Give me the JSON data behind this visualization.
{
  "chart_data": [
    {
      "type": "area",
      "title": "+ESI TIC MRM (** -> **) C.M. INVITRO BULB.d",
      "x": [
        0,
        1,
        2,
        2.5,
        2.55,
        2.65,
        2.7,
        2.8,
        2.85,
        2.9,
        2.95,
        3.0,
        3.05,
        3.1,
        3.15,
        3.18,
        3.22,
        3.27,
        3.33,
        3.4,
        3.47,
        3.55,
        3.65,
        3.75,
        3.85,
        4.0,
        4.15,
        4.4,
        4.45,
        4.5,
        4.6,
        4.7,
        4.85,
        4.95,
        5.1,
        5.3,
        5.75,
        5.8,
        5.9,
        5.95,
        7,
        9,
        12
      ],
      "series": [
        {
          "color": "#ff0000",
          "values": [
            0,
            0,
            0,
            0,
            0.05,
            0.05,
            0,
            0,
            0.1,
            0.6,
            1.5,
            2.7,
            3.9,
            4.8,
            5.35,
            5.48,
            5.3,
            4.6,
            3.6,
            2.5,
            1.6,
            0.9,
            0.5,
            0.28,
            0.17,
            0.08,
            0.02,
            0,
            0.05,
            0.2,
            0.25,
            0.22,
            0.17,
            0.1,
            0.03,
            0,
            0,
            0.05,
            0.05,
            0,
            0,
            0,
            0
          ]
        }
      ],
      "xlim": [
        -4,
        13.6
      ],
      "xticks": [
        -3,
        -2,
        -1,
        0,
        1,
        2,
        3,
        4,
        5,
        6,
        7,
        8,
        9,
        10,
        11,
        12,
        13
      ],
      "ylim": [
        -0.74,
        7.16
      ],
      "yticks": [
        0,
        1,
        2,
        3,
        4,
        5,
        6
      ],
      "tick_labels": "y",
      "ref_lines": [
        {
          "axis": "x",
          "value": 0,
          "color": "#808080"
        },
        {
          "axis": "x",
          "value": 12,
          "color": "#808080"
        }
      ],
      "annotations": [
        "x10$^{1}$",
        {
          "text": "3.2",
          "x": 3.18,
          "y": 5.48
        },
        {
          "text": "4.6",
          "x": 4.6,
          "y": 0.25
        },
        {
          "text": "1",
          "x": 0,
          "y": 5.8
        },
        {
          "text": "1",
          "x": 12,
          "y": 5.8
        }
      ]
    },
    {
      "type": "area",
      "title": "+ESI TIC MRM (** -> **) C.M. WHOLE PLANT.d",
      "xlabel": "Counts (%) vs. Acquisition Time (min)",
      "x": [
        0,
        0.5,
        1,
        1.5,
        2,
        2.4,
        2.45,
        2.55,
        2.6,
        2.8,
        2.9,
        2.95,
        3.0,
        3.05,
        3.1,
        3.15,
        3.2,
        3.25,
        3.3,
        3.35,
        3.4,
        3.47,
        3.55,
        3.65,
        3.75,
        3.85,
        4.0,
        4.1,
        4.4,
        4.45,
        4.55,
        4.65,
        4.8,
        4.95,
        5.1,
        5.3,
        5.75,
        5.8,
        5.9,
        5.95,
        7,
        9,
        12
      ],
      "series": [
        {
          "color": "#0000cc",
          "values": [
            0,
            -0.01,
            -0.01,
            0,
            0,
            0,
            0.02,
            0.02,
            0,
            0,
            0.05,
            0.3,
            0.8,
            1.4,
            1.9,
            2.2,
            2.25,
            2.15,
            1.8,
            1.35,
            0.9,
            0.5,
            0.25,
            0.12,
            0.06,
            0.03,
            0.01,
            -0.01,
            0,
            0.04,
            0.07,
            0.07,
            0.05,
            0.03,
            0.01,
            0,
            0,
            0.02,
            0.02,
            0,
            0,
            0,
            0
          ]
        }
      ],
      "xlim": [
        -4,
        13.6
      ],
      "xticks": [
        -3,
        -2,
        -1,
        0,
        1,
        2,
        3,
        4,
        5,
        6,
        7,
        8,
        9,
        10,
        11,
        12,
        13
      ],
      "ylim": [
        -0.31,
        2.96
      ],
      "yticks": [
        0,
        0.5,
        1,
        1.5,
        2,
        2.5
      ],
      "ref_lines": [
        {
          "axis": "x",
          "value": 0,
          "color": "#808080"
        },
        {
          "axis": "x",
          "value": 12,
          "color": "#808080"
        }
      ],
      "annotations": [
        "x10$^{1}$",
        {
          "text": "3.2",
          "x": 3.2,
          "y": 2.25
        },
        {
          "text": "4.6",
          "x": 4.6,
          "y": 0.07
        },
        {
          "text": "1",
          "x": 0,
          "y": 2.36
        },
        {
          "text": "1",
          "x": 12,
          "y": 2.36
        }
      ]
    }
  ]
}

### Problem
Output the complete data exactly as written.

### Final answer
Give me the JSON data behind this visualization.
{
  "chart_data": [
    {
      "type": "area",
      "title": "+ESI TIC MRM (** -> **) C.M. INVITRO BULB.d",
      "x": [
        0,
        1,
        2,
        2.5,
        2.55,
        2.65,
        2.7,
        2.8,
        2.85,
        2.9,
        2.95,
        3.0,
        3.05,
        3.1,
        3.15,
        3.18,
        3.22,
        3.27,
        3.33,
        3.4,
        3.47,
        3.55,
        3.65,
        3.75,
        3.85,
        4.0,
        4.15,
        4.4,
        4.45,
        4.5,
        4.6,
        4.7,
        4.85,
        4.95,
        5.1,
        5.3,
        5.75,
        5.8,
        5.9,
        5.95,
        7,
        9,
        12
      ],
      "series": [
        {
          "color": "#ff0000",
          "values": [
            0,
            0,
            0,
            0,
            0.05,
            0.05,
            0,
            0,
            0.1,
            0.6,
            1.5,
            2.7,
            3.9,
            4.8,
            5.35,
            5.48,
            5.3,
            4.6,
            3.6,
            2.5,
            1.6,
            0.9,
            0.5,
            0.28,
            0.17,
            0.08,
            0.02,
            0,
            0.05,
            0.2,
            0.25,
            0.22,
            0.17,
            0.1,
            0.03,
            0,
            0,
            0.05,
            0.05,
            0,
            0,
            0,
            0
          ]
        }
      ],
      "xlim": [
        -4,
        13.6
      ],
      "xticks": [
        -3,
        -2,
        -1,
        0,
        1,
        2,
        3,
        4,
        5,
        6,
        7,
        8,
        9,
        10,
        11,
        12,
        13
      ],
      "ylim": [
        -0.74,
        7.16
      ],
      "yticks": [
        0,
        1,
        2,
        3,
        4,
        5,
        6
      ],
      "tick_labels": "y",
      "ref_lines": [
        {
          "axis": "x",
          "value": 0,
          "color": "#808080"
        },
        {
          "axis": "x",
          "value": 12,
          "color": "#808080"
        }
      ],
      "annotations": [
        "x10$^{1}$",
        {
          "text": "3.2",
          "x": 3.18,
          "y": 5.48
        },
        {
          "text": "4.6",
          "x": 4.6,
          "y": 0.25
        },
        {
          "text": "1",
          "x": 0,
          "y": 5.8
        },
        {
          "text": "1",
          "x": 12,
          "y": 5.8
        }
      ]
    },
    {
      "type": "area",
      "title": "+ESI TIC MRM (** -> **) C.M. WHOLE PLANT.d",
      "xlabel": "Counts (%) vs. Acquisition Time (min)",
      "x": [
        0,
        0.5,
        1,
        1.5,
        2,
        2.4,
        2.45,
        2.55,
        2.6,
        2.8,
        2.9,
        2.95,
        3.0,
        3.05,
        3.1,
        3.15,
        3.2,
        3.25,
        3.3,
        3.35,
        3.4,
        3.47,
        3.55,
        3.65,
        3.75,
        3.85,
        4.0,
        4.1,
        4.4,
        4.45,
        4.55,
        4.65,
        4.8,
        4.95,
        5.1,
        5.3,
        5.75,
        5.8,
        5.9,
        5.95,
        7,
        9,
        12
      ],
      "series": [
        {
          "color": "#0000cc",
          "values": [
            0,
            -0.01,
            -0.01,
            0,
            0,
            0,
            0.02,
            0.02,
            0,
            0,
            0.05,
            0.3,
            0.8,
            1.4,
            1.9,
            2.2,
            2.25,
            2.15,
            1.8,
            1.35,
            0.9,
            0.5,
            0.25,
            0.12,
            0.06,
            0.03,
            0.01,
            -0.01,
            0,
            0.04,
            0.07,
            0.07,
            0.05,
            0.03,
            0.01,
            0,
            0,
            0.02,
            0.02,
            0,
            0,
            0,
            0
          ]
        }
      ],
      "xlim": [
        -4,
        13.6
      ],
      "xticks": [
        -3,
        -2,
        -1,
        0,
        1,
        2,
        3,
        4,
        5,
        6,
        7,
        8,
        9,
        10,
        11,
        12,
        13
      ],
      "ylim": [
        -0.31,
        2.96
      ],
      "yticks": [
        0,
        0.5,
        1,
        1.5,
        2,
        2.5
      ],
      "ref_lines": [
        {
          "axis": "x",
          "value": 0,
          "color": "#808080"
        },
        {
          "axis": "x",
          "value": 12,
          "color": "#808080"
        }
      ],
      "annotations": [
        "x10$^{1}$",
        {
          "text": "3.2",
          "x": 3.2,
          "y": 2.25
        },
        {
          "text": "4.6",
          "x": 4.6,
          "y": 0.07
        },
        {
          "text": "1",
          "x": 0,
          "y": 2.36
        },
        {
          "text": "1",
          "x": 12,
          "y": 2.36
        }
      ]
    }
  ]
}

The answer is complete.